▶ _TASK REQUIREMENTS_
Report all lines from the entries below in which "title" appears.

○ ○ ○

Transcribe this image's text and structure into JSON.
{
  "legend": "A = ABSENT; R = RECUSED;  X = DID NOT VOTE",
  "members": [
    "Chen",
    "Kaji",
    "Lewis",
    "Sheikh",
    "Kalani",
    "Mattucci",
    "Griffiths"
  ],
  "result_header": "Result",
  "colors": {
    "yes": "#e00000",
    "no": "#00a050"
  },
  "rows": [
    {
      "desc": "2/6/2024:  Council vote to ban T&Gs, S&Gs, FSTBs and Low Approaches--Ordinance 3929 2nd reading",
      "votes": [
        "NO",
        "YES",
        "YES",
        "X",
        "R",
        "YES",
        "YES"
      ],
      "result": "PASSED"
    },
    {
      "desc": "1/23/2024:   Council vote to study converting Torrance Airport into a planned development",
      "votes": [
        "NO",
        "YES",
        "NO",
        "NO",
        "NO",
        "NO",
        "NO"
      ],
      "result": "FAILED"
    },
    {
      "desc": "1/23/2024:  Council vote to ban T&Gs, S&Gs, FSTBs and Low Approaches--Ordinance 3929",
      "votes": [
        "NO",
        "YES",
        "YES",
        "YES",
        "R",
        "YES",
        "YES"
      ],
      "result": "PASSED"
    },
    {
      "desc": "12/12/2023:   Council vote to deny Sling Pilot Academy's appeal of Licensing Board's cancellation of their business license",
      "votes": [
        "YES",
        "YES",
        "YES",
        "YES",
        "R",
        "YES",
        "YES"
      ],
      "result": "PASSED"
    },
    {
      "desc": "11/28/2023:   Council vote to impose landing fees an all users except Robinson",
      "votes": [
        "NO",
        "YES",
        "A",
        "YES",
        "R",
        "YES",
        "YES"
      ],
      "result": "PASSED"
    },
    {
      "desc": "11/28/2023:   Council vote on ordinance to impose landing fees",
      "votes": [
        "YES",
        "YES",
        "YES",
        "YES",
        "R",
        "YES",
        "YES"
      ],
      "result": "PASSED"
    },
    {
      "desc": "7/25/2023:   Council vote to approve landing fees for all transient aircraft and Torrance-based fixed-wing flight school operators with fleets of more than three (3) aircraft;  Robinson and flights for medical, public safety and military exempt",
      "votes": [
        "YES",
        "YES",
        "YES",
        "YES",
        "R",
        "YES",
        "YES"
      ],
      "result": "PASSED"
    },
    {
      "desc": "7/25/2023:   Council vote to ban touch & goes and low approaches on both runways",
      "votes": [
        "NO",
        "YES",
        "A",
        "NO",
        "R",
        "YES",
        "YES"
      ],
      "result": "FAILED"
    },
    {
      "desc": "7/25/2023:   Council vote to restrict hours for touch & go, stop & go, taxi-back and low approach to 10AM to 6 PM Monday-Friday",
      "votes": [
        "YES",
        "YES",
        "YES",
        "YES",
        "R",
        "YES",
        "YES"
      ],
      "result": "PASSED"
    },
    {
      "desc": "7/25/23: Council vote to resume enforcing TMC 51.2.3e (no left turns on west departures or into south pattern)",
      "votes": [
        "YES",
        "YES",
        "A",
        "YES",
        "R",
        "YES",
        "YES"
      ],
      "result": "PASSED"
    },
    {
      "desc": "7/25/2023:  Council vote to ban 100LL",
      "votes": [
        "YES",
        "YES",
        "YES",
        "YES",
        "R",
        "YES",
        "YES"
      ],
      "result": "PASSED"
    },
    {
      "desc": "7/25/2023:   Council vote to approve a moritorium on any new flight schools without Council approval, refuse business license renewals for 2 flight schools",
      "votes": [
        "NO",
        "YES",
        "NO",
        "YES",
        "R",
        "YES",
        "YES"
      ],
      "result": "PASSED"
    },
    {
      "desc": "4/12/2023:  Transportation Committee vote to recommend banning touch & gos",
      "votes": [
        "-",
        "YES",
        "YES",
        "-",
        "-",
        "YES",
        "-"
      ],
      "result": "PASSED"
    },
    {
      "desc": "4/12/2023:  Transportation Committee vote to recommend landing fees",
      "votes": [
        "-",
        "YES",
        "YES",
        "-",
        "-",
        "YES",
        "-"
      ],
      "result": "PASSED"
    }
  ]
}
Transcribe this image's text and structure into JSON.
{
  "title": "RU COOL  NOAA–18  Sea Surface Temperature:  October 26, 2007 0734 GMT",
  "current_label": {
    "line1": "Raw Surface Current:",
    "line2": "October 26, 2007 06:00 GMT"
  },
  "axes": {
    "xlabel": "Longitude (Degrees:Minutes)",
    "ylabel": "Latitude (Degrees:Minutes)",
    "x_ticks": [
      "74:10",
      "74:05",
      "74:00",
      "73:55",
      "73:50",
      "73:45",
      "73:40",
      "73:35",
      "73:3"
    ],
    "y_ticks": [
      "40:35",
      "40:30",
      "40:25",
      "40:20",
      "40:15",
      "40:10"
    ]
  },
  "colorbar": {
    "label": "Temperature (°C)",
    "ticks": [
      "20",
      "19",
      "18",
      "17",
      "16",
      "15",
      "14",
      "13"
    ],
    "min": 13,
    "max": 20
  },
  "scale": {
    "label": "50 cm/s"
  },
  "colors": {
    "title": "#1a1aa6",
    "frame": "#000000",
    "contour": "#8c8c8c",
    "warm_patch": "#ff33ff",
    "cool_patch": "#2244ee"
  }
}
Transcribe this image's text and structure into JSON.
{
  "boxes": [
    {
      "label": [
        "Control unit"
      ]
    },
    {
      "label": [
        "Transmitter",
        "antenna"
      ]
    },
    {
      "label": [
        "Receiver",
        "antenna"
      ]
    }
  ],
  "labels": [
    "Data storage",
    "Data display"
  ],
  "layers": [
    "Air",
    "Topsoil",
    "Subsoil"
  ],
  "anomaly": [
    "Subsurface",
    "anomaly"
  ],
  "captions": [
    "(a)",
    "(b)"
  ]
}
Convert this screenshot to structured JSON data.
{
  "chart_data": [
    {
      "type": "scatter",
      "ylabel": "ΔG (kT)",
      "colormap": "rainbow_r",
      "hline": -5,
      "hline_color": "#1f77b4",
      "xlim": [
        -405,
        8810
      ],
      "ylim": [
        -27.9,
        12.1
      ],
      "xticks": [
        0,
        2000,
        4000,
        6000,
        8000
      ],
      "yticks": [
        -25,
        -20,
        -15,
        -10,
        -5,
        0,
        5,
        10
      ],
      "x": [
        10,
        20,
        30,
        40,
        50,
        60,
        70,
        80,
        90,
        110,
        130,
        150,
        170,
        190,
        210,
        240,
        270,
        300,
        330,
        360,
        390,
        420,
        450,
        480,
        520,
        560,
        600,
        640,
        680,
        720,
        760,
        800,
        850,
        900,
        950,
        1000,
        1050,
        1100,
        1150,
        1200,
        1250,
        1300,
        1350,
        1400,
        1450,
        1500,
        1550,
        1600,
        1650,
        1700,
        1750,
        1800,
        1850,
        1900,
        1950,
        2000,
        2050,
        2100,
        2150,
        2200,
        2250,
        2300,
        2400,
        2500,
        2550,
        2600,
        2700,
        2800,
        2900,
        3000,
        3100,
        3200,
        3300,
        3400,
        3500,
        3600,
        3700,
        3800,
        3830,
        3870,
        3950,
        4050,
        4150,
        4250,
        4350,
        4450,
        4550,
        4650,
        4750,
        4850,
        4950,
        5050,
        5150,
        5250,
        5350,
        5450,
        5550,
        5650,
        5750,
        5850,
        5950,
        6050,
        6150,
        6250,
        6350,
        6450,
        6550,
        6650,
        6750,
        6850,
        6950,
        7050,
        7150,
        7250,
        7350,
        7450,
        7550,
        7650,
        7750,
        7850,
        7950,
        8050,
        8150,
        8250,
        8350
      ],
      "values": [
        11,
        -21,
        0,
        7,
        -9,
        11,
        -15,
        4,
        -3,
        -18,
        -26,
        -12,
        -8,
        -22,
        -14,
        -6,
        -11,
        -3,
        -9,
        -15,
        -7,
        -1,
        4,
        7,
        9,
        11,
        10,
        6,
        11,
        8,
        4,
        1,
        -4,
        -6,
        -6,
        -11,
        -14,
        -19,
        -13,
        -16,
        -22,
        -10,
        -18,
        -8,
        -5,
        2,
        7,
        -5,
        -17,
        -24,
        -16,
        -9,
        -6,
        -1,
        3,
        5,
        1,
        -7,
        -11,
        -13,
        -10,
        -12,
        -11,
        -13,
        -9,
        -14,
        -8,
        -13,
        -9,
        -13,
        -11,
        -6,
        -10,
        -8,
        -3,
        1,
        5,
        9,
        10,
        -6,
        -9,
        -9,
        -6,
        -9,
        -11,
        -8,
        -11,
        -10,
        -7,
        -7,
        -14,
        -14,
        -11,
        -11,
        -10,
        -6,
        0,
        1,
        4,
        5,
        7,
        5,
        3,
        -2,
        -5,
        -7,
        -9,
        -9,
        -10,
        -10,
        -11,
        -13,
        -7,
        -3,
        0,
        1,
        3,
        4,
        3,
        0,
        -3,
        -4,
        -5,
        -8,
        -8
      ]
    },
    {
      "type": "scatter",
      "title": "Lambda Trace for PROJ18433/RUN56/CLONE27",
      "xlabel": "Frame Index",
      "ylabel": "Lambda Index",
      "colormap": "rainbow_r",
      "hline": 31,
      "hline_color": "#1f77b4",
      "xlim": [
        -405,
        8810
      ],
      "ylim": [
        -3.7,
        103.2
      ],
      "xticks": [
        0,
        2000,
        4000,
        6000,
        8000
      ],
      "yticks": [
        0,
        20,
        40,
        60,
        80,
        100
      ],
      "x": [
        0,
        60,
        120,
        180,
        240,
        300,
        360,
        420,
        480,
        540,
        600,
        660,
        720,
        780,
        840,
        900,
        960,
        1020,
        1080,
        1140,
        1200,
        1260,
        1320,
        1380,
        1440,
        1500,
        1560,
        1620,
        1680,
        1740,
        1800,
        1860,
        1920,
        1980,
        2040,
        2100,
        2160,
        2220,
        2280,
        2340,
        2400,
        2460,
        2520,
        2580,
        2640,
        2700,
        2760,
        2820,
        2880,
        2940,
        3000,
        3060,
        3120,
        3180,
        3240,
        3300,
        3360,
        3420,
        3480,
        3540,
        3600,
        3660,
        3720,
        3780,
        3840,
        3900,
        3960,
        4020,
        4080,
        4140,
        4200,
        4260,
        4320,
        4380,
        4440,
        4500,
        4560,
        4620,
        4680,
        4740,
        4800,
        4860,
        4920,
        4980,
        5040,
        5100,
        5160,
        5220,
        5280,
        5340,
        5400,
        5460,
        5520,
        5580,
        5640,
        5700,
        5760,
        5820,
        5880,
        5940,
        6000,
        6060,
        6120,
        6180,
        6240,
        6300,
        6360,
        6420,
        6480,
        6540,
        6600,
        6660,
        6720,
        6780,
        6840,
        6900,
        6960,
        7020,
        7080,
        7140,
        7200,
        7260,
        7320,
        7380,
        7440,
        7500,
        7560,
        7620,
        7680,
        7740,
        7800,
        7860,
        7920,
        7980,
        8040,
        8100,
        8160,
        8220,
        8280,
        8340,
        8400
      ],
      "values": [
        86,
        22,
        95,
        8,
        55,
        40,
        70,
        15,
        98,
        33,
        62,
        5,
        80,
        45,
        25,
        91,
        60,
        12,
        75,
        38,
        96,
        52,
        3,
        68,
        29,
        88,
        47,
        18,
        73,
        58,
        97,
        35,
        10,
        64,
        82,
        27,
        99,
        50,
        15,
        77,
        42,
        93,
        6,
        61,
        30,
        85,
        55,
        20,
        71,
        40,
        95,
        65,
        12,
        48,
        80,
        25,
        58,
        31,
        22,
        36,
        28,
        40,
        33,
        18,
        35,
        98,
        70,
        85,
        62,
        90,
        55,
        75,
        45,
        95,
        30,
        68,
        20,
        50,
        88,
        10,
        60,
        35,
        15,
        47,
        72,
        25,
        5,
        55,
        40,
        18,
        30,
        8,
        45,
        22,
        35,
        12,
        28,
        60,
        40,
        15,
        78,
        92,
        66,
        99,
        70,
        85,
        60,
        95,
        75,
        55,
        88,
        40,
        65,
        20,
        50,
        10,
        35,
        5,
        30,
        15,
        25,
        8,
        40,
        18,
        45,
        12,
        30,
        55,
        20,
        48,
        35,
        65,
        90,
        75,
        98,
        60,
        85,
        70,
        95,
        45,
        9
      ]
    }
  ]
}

○ ○ ○

▶ _EXERCISE SOLUTION_
  "title": "RU COOL  NOAA–18  Sea Surface Temperature:  October 26, 2007 0734 GMT",
    "title": "#1a1aa6",
      "title": "Lambda Trace for PROJ18433/RUN56/CLONE27",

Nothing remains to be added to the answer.